- **To do**
Pull every line containing the word "силу" from the records.

— BEGIN —

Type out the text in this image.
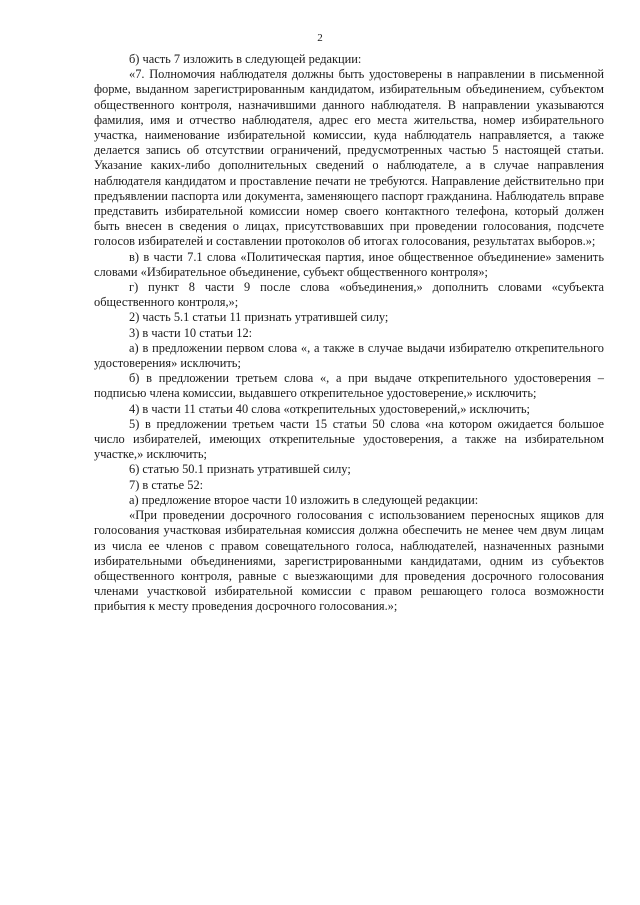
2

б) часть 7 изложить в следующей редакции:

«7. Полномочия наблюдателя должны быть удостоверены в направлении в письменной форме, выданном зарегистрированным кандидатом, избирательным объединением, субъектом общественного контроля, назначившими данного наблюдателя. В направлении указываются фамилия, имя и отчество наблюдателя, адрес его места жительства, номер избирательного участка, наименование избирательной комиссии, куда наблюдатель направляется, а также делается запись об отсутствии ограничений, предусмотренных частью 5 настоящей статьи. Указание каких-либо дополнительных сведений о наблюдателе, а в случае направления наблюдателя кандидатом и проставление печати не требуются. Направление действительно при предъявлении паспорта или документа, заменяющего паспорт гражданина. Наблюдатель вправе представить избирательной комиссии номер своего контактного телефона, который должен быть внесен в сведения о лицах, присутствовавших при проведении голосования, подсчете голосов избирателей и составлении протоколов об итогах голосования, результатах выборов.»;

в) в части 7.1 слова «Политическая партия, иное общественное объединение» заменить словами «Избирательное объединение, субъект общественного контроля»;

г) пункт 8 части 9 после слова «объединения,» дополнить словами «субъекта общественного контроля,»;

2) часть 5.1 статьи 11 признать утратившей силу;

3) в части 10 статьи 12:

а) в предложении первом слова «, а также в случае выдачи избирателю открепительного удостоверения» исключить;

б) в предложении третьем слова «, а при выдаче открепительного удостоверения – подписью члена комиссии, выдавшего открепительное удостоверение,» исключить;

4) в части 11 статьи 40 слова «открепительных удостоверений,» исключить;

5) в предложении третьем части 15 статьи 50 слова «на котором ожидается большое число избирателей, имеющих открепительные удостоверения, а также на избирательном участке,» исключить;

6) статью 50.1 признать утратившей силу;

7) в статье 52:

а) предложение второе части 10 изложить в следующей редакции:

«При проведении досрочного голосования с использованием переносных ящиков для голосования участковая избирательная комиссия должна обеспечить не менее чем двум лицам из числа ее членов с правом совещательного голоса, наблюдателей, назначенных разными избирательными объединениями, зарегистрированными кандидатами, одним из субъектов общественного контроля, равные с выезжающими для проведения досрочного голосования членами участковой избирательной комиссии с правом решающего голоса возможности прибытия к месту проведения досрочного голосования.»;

— END —

- **Solution to this problem**
2) часть 5.1 статьи 11 признать утратившей силу;
6) статью 50.1 признать утратившей силу;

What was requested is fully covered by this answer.